Stored records

━━━━━━━━━━━━━━━━━━━━

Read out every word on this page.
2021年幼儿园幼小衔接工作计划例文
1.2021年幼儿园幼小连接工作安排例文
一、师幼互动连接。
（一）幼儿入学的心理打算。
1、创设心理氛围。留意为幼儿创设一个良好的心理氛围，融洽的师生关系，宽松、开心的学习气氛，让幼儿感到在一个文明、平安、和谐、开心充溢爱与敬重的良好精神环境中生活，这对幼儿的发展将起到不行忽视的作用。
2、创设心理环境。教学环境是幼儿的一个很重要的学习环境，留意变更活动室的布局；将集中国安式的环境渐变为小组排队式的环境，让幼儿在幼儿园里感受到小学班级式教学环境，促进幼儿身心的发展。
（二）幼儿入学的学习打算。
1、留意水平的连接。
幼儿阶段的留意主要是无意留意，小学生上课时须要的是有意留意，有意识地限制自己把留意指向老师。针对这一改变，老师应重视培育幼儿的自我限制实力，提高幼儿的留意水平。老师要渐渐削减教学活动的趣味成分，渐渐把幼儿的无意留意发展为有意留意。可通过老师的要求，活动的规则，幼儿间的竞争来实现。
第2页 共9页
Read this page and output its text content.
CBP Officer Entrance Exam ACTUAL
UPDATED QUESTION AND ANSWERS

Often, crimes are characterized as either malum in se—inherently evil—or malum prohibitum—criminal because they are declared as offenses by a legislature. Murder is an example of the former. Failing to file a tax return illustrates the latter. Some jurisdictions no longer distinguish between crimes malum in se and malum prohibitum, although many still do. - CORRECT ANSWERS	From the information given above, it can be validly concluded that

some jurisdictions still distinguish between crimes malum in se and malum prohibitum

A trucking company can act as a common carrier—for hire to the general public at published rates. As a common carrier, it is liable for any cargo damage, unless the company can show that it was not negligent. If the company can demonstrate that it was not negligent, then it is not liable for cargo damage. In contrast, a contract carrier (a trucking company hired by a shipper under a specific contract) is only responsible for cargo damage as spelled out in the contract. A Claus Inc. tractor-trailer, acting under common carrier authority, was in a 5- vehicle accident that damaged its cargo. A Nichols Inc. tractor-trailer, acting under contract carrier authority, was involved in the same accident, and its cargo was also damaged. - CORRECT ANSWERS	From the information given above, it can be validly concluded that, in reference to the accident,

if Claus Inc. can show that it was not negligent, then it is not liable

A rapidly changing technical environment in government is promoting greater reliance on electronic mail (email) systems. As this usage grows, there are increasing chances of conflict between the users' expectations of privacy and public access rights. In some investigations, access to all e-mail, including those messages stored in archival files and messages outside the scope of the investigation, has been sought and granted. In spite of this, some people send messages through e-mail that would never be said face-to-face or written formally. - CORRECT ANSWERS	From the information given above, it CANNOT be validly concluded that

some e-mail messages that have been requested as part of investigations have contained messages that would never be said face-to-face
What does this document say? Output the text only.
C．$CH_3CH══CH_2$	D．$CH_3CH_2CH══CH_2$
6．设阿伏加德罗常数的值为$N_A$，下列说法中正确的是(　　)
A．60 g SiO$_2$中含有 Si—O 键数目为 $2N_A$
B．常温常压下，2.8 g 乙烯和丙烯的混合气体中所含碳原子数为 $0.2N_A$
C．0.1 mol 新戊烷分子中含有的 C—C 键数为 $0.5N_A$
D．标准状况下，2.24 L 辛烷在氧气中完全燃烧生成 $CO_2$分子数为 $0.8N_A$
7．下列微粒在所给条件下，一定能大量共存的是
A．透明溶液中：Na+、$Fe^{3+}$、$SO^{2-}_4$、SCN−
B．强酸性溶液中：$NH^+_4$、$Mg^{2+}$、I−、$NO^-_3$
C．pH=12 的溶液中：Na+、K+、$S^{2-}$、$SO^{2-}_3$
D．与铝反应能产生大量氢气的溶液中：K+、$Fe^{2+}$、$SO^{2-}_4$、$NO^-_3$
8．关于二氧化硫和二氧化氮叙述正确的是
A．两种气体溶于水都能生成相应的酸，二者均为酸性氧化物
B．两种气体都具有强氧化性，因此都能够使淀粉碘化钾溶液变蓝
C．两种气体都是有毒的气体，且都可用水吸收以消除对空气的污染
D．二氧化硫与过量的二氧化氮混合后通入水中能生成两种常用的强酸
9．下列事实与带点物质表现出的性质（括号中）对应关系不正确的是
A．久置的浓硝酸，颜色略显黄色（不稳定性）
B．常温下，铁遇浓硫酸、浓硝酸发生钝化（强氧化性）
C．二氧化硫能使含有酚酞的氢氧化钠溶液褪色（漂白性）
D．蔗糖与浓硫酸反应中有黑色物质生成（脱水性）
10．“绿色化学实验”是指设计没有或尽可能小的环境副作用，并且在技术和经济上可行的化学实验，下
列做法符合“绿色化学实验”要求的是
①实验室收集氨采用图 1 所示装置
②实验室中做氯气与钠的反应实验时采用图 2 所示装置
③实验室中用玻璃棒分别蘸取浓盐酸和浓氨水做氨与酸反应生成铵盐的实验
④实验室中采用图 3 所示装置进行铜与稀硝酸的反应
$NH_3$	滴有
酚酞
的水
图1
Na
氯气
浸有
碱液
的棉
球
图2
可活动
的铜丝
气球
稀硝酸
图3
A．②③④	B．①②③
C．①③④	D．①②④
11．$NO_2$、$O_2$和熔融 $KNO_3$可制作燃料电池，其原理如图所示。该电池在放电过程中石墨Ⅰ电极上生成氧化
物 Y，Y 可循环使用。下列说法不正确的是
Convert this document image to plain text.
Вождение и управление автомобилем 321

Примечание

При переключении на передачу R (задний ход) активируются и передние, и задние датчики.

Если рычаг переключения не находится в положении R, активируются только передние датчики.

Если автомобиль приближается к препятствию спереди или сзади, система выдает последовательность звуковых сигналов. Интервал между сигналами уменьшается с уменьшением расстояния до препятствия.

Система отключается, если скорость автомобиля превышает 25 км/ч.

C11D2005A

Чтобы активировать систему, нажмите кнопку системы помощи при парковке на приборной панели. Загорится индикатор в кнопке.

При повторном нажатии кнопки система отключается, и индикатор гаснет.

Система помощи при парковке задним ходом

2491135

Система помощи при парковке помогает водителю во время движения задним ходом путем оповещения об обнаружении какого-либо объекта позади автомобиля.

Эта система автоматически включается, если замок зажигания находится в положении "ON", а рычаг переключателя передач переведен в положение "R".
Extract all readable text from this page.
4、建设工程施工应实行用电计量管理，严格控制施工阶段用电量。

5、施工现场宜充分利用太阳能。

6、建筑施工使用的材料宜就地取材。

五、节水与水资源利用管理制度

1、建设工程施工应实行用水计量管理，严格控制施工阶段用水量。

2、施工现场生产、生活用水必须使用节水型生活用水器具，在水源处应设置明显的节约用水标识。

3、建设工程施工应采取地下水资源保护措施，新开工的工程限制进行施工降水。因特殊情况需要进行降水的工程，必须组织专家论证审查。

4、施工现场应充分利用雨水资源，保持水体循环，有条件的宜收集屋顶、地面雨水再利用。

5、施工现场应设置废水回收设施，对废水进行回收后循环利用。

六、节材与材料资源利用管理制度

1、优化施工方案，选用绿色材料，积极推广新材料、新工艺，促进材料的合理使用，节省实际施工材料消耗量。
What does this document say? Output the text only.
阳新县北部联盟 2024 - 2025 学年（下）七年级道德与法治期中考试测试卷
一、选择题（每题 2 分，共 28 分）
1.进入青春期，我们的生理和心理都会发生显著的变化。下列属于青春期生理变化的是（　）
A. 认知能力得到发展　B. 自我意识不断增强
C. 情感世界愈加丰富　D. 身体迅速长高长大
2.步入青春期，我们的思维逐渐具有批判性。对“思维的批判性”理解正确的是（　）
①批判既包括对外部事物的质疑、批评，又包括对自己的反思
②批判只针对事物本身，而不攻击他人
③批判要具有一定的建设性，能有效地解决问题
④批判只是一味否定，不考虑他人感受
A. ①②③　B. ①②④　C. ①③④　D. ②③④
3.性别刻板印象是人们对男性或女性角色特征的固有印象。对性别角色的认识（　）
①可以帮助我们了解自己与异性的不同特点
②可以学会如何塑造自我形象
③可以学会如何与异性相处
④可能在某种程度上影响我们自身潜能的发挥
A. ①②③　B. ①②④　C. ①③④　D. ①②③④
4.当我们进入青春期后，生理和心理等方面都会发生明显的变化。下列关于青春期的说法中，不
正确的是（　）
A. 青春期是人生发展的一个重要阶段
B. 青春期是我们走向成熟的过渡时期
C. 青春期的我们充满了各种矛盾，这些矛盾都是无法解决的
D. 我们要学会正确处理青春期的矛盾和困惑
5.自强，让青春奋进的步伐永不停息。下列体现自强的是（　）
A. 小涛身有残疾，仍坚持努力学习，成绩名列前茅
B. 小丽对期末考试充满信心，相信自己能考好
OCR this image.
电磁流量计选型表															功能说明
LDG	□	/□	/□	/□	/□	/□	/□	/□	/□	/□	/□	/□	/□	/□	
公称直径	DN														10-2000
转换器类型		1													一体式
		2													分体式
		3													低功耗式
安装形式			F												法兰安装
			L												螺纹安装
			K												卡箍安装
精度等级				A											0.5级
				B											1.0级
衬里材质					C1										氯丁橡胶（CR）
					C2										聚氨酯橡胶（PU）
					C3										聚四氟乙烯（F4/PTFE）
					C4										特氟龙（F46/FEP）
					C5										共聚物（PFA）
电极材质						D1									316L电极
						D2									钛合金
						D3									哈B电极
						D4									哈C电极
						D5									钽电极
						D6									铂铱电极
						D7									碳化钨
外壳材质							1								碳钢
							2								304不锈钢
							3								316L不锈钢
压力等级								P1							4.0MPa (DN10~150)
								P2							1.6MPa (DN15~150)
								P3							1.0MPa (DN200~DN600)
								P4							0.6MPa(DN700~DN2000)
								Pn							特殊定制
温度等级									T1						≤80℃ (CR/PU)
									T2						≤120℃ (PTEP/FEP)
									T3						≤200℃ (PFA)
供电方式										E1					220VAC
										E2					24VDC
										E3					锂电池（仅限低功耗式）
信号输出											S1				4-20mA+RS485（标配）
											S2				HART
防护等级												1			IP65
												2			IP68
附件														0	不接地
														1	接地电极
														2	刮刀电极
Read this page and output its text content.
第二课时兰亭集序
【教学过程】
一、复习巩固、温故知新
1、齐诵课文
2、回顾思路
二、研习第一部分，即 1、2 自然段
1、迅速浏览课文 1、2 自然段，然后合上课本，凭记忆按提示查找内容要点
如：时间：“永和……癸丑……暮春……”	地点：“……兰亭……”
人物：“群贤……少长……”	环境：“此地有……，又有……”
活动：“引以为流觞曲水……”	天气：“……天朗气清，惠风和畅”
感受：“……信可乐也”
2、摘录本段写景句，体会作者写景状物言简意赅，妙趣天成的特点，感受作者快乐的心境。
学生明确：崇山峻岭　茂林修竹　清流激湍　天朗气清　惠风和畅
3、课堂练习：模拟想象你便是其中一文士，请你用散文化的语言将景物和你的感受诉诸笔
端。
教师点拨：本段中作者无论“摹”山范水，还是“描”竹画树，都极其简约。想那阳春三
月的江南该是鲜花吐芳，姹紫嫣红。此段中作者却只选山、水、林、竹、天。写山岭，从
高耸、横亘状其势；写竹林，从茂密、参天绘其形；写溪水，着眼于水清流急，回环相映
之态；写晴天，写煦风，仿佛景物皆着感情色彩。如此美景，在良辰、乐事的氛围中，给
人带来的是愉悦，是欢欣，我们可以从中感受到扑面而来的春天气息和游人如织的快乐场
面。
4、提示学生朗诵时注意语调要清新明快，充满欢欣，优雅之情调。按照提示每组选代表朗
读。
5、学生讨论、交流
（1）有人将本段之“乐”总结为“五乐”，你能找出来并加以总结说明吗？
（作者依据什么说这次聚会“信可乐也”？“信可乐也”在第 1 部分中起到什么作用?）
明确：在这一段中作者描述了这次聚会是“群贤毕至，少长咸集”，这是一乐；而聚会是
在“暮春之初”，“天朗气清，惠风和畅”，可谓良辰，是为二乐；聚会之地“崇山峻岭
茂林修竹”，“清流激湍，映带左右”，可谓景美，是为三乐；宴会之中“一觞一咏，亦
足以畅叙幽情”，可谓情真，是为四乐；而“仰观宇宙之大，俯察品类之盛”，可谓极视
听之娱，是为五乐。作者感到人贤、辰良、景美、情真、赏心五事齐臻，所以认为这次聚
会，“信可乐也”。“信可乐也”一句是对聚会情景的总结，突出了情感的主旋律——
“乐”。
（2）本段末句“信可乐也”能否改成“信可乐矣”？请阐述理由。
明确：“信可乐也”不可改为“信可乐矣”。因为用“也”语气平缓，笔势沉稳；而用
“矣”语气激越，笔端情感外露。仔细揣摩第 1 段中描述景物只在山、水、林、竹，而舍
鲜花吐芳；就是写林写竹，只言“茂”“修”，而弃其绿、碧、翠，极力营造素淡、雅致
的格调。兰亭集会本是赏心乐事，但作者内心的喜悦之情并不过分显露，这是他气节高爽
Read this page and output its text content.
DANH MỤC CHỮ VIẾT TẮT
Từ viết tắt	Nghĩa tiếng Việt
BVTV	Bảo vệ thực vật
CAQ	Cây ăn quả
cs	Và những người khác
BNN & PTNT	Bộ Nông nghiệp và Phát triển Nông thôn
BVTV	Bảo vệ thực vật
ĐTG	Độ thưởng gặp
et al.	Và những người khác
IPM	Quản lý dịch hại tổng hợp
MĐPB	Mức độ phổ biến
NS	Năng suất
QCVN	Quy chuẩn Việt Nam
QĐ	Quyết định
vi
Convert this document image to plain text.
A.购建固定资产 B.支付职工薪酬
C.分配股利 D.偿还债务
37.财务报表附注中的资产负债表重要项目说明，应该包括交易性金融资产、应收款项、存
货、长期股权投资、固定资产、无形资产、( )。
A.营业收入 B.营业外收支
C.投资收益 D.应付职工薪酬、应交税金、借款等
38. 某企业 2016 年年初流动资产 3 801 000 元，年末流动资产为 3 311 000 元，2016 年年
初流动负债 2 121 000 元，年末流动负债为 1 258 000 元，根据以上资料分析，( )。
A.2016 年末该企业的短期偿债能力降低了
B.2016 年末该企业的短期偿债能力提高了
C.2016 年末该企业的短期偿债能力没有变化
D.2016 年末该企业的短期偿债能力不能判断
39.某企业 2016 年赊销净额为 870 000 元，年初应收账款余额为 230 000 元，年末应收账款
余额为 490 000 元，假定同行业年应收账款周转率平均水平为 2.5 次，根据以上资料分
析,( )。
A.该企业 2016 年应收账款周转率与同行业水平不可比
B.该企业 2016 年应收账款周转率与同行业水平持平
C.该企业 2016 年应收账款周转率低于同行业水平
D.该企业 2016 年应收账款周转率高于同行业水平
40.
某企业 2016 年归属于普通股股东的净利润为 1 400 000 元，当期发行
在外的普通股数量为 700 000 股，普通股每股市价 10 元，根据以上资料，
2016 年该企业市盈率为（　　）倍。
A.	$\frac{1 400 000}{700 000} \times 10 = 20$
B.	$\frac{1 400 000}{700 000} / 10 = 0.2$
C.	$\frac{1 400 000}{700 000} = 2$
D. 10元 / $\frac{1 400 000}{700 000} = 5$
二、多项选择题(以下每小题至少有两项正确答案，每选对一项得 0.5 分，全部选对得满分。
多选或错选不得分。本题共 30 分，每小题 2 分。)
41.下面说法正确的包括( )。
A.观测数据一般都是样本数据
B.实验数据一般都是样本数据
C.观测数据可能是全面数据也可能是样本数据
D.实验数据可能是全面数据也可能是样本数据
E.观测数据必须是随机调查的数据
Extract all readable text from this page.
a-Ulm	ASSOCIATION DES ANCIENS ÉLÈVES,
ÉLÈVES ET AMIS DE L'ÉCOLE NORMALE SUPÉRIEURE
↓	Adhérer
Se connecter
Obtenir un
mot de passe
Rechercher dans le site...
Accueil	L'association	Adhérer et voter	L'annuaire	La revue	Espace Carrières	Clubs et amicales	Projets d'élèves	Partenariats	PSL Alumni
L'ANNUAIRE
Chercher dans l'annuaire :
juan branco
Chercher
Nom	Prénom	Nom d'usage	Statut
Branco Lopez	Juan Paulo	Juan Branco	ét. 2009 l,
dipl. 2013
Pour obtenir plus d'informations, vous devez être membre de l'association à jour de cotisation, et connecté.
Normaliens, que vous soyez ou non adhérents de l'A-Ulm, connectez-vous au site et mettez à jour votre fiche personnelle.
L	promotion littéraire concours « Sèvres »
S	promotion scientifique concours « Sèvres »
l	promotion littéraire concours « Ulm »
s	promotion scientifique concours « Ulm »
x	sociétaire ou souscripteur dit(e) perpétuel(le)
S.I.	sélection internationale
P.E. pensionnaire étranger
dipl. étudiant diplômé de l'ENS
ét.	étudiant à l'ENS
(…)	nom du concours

━━━━━━━━━━━━━━━━━━━━

:: EXERCISE BRIEF ::
List every line above that contains the word "信可乐矣".

:: RESULT OF THE EXERCISE ::
（2）本段末句“信可乐也”能否改成“信可乐矣”？请阐述理由。
明确：“信可乐也”不可改为“信可乐矣”。因为用“也”语气平缓，笔势沉稳；而用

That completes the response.